La nage garde le même jugement et reste autorisée si on assure que les lieux où on la pratique soient loin de tous les actes blâmables qui l’accompagnent généralement ; tels que la nudité, le dévoilement des `Awrat(4) et le fait de regarder les choses interdites ; sinon la nage sera interdite, non pas pour une raison en elle, mais à cause de ces actes interdits qui l’accompagnent.
Par ailleurs, si la personne fait de la nage un métier par lequel elle gagne sa vie tel que le plongeur ; que ce soit pour réparer les bateaux par la soudure ou pour une autre tâche, et son travail correspond au jeûne du mois de Ramadan ; dans ce cas, cette personne doit faire attention à ce que l’eau n’entre pas dans son ventre ; toutefois, si l’eau lui entre dans le gosier, par la voie buccale ou nasale, sans abus de sa part et sans qu’elle ait l’intention de le faire, son jeûne, dans ce cas, est valable sans aucune détestation.
Néanmoins, si la nage ou la plongée ne sont pratiquées que pour le divertissement, le rafraîchissement, le sport, le jeu et l’amusement, sans qu’il n’y ait aucun besoin de les pratiquer comme un travail ou un gagne-pain, ou pour sauver quelqu’un ou autres ; on distingue alors entre deux cas :
Le cas du nageur qui est connaisseur et ne craint pas que l’eau lui entre dans le gosier, de manière qu’il garantisse que son jeûne ne se rompt pas ; pour celui-ci, il est permis de nager, tel qu’il est mentionné dans l’explication susdite. L’autre cas est celui du nageur qui craint qu’en nageant, l’eau lui entrerait dans le gosier, pour celui-ci, il est interdit de nager, conformément à ce que le Prophète صلّى الله عليه وآله وسلّم a dit à Laqît Ibn Sabira رضي الله عنه: « …et exagère dans l’inhalation (lors des ablutions) sauf quand tu jeûnes »(5).
Au demeurant, dans les deux cas : c’est-à-dire la personne qui craint que l’eau lui entre dans le gosier et celle qui ne craint pas, s’il arrive que l’eau leur entre dans le ventre sans que l’une d’elles le veuille ou le fasse volontairement ; leur jeûne, dans ce cas, est correct, mais accompagné d’un acte détestable ; et ce, contrairement à l’avis adopté par la majorité des Ulémas qui voit que le jeûne, dans ce cas, n’est pas valable et que la personne doit le refaire.

++++++++++++++++++++

● **OBJECTIFS**:
• a. Traduisez en anglais cette phrase du texte sur la nage pendant le jeûne : « Au demeurant, dans les deux cas : c’est-à-dire la personne qui craint que l’eau lui entre dans le gosier et celle qui ne craint pas, s’il arrive que l’eau leur entre dans le ventre sans que l’une d’elles le veuille ou le fasse volontairement ; leur jeûne, dans ce cas, est correct, mais accompagné d’un acte détestable ; et ce, contrairement à l’avis adopté par la majorité des Ulémas qui voit que le jeûne, dans ce cas, n’est pas valable et que la personne doit le refaire. »
• b. Recopiez, dans la liste, les lignes allant de celle qui contient « heartbeat-icon — [1208, 434, 1264, 466] » jusqu'à celle qui contient « atom-icon — [109, 11, 185, 92] », cette dernière comprise.

Listes d'éléments et de leurs cadres:
++++++++++++++++++++

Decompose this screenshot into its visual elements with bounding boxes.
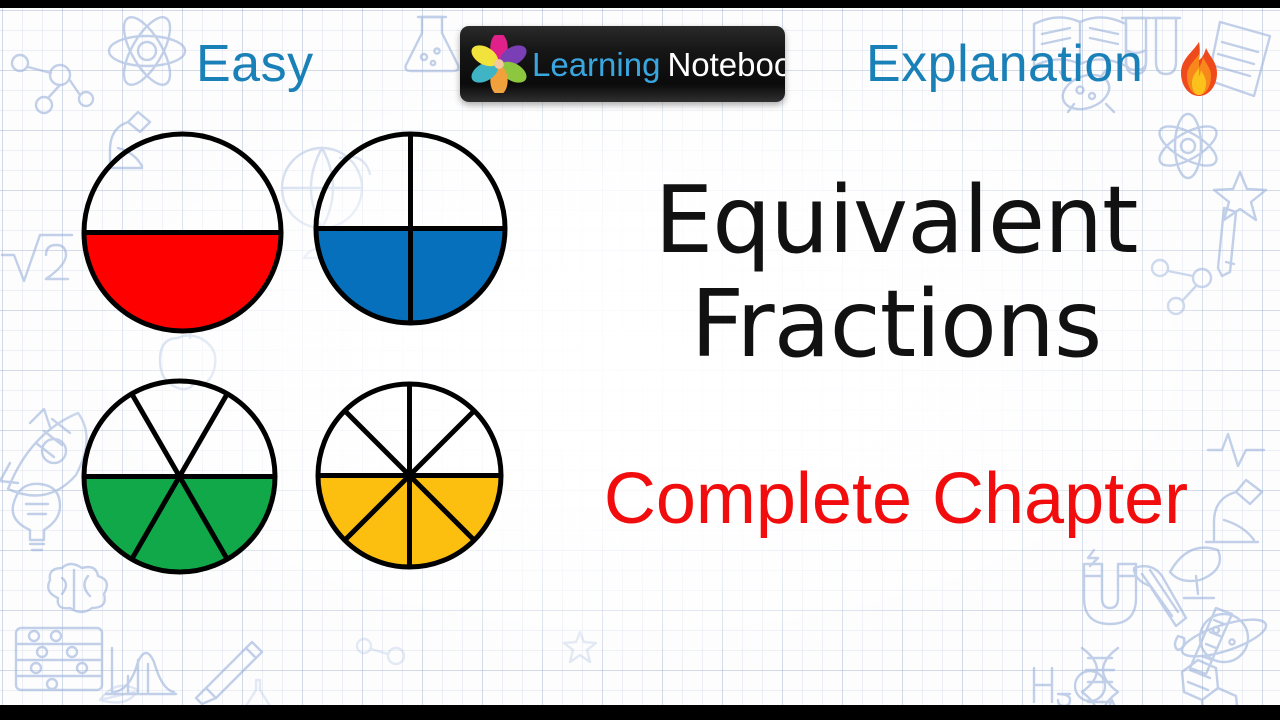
heartbeat-icon — [1208, 434, 1264, 466]
letterbox-bar-bottom — [0, 705, 1280, 720]
logo-text-notebook: Notebook — [667, 48, 785, 81]
saturn-icon — [1178, 612, 1270, 664]
page-title: Equivalent Fractions — [596, 168, 1196, 376]
sqrt-two-icon — [2, 235, 72, 281]
logo-text-learning: Learning — [532, 48, 660, 81]
ruler-icon — [1190, 608, 1232, 674]
abacus-icon — [16, 628, 102, 690]
star-icon — [1214, 172, 1266, 220]
fraction-circle-two-quarters — [312, 130, 509, 327]
fraction-circle-three-sixths — [80, 377, 279, 576]
atom-icon — [109, 11, 185, 92]
h2o-icon — [1034, 668, 1105, 705]
fire-emoji-icon — [1172, 40, 1226, 98]
fraction-circle-four-eighths — [314, 380, 505, 571]
star-icon — [564, 632, 596, 662]
magnet-icon — [1084, 550, 1136, 624]
pinwheel-flower-logo-icon — [470, 35, 528, 93]
header-word-easy: Easy — [196, 38, 314, 90]
rocket-icon — [0, 409, 87, 495]
microscope-icon — [1206, 480, 1262, 542]
satellite-dish-icon — [1170, 548, 1220, 598]
molecule-icon — [12, 55, 93, 113]
header-word-explanation: Explanation — [866, 38, 1143, 90]
video-thumbnail: Easy Explanation — [0, 0, 1280, 720]
title-line-2: Fractions — [596, 272, 1196, 376]
letterbox-bar-top — [0, 0, 1280, 8]
grid-paper-background: Easy Explanation — [0, 8, 1280, 705]
molecule-icon — [357, 639, 404, 664]
subtitle-complete-chapter: Complete Chapter — [586, 463, 1206, 535]
learning-notebook-logo: Learning Notebook — [460, 26, 785, 102]
flask-icon — [246, 680, 270, 705]
title-line-1: Equivalent — [596, 168, 1196, 272]
flask-icon — [406, 17, 459, 71]
fraction-circle-one-half — [80, 130, 285, 335]
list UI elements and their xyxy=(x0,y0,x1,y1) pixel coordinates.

++++++++++++++++++++

● **EXERCICE CORRIGÉ**:
• a. Moreover, in both cases, that is, the person who fears that water will enter their throat and the one who does not, if water happens to enter their stomach without either of them wanting it or doing it deliberately, their fast in this case is correct, but accompanied by a disliked act; and this is contrary to the view adopted by the majority of the Ulemas, who hold that the fast in this case is not valid and that the person must make it up.

• b.
heartbeat-icon — [1208, 434, 1264, 466]
letterbox-bar-bottom — [0, 705, 1280, 720]
logo-text-notebook: Notebook — [667, 48, 785, 81]
saturn-icon — [1178, 612, 1270, 664]
page-title: Equivalent Fractions — [596, 168, 1196, 376]
sqrt-two-icon — [2, 235, 72, 281]
logo-text-learning: Learning — [532, 48, 660, 81]
ruler-icon — [1190, 608, 1232, 674]
abacus-icon — [16, 628, 102, 690]
star-icon — [1214, 172, 1266, 220]
fraction-circle-two-quarters — [312, 130, 509, 327]
fraction-circle-three-sixths — [80, 377, 279, 576]
atom-icon — [109, 11, 185, 92]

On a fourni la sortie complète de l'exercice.